WHAT TO DO: Copy out all the entries below, word for word.

(Document text records)
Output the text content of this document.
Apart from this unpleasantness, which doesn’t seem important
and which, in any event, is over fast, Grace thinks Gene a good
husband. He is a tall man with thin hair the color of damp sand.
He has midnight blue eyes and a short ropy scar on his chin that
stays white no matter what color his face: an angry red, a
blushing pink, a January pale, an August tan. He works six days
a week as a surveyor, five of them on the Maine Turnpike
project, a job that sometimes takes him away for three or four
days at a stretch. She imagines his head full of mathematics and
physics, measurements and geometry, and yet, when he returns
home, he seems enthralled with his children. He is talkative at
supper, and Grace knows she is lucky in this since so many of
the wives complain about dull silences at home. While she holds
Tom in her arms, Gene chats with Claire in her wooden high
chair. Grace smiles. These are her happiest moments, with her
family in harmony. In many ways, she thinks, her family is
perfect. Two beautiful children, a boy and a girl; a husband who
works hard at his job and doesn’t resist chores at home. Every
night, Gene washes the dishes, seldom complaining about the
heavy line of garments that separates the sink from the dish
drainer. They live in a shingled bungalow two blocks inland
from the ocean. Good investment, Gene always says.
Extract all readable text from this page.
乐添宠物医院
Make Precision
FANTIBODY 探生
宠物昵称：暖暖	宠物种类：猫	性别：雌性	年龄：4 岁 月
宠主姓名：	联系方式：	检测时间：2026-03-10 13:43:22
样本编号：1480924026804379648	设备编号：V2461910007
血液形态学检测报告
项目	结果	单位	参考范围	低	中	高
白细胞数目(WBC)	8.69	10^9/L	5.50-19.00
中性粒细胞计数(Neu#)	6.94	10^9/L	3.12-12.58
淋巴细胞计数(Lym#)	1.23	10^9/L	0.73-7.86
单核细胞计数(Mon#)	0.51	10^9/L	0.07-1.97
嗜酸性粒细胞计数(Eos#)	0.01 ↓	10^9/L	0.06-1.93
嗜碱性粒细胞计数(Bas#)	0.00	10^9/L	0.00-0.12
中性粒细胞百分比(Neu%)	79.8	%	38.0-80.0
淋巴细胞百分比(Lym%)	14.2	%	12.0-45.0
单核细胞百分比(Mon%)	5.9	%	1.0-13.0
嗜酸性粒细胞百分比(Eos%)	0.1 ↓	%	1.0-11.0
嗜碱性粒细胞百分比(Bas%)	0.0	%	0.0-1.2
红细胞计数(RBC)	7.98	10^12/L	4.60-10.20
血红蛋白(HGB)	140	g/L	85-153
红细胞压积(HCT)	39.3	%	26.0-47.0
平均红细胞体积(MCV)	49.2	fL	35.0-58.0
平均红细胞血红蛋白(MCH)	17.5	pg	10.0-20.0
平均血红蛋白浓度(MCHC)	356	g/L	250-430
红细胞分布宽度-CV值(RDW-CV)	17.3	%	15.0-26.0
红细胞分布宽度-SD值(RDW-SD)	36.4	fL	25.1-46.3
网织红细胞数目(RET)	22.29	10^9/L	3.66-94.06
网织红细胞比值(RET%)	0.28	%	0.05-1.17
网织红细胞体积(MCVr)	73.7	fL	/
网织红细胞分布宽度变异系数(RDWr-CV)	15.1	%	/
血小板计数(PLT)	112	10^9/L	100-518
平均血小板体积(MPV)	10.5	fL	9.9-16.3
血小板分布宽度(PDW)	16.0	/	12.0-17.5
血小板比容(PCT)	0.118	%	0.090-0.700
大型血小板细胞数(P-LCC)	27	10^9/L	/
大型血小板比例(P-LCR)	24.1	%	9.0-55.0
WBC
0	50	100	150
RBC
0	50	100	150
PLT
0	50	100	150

ANSWER FOR THIS EXERCISE:
Output the text content of this document.
Apart from this unpleasantness, which doesn’t seem important
and which, in any event, is over fast, Grace thinks Gene a good
husband. He is a tall man with thin hair the color of damp sand.
He has midnight blue eyes and a short ropy scar on his chin that
stays white no matter what color his face: an angry red, a
blushing pink, a January pale, an August tan. He works six days
a week as a surveyor, five of them on the Maine Turnpike
project, a job that sometimes takes him away for three or four
days at a stretch. She imagines his head full of mathematics and
physics, measurements and geometry, and yet, when he returns
home, he seems enthralled with his children. He is talkative at
supper, and Grace knows she is lucky in this since so many of
the wives complain about dull silences at home. While she holds
Tom in her arms, Gene chats with Claire in her wooden high
chair. Grace smiles. These are her happiest moments, with her
family in harmony. In many ways, she thinks, her family is
perfect. Two beautiful children, a boy and a girl; a husband who
works hard at his job and doesn’t resist chores at home. Every
night, Gene washes the dishes, seldom complaining about the
heavy line of garments that separates the sink from the dish
drainer. They live in a shingled bungalow two blocks inland
from the ocean. Good investment, Gene always says.
Extract all readable text from this page.
乐添宠物医院
Make Precision
FANTIBODY 探生
宠物昵称：暖暖	宠物种类：猫	性别：雌性	年龄：4 岁 月
宠主姓名：	联系方式：	检测时间：2026-03-10 13:43:22
样本编号：1480924026804379648	设备编号：V2461910007
血液形态学检测报告
项目	结果	单位	参考范围	低	中	高
白细胞数目(WBC)	8.69	10^9/L	5.50-19.00
中性粒细胞计数(Neu#)	6.94	10^9/L	3.12-12.58
淋巴细胞计数(Lym#)	1.23	10^9/L	0.73-7.86
单核细胞计数(Mon#)	0.51	10^9/L	0.07-1.97
嗜酸性粒细胞计数(Eos#)	0.01 ↓	10^9/L	0.06-1.93
嗜碱性粒细胞计数(Bas#)	0.00	10^9/L	0.00-0.12
中性粒细胞百分比(Neu%)	79.8	%	38.0-80.0
淋巴细胞百分比(Lym%)	14.2	%	12.0-45.0
单核细胞百分比(Mon%)	5.9	%	1.0-13.0
嗜酸性粒细胞百分比(Eos%)	0.1 ↓	%	1.0-11.0
嗜碱性粒细胞百分比(Bas%)	0.0	%	0.0-1.2
红细胞计数(RBC)	7.98	10^12/L	4.60-10.20
血红蛋白(HGB)	140	g/L	85-153
红细胞压积(HCT)	39.3	%	26.0-47.0
平均红细胞体积(MCV)	49.2	fL	35.0-58.0
平均红细胞血红蛋白(MCH)	17.5	pg	10.0-20.0
平均血红蛋白浓度(MCHC)	356	g/L	250-430
红细胞分布宽度-CV值(RDW-CV)	17.3	%	15.0-26.0
红细胞分布宽度-SD值(RDW-SD)	36.4	fL	25.1-46.3
网织红细胞数目(RET)	22.29	10^9/L	3.66-94.06
网织红细胞比值(RET%)	0.28	%	0.05-1.17
网织红细胞体积(MCVr)	73.7	fL	/
网织红细胞分布宽度变异系数(RDWr-CV)	15.1	%	/
血小板计数(PLT)	112	10^9/L	100-518
平均血小板体积(MPV)	10.5	fL	9.9-16.3
血小板分布宽度(PDW)	16.0	/	12.0-17.5
血小板比容(PCT)	0.118	%	0.090-0.700
大型血小板细胞数(P-LCC)	27	10^9/L	/
大型血小板比例(P-LCR)	24.1	%	9.0-55.0
WBC
0	50	100	150
RBC
0	50	100	150
PLT
0	50	100	150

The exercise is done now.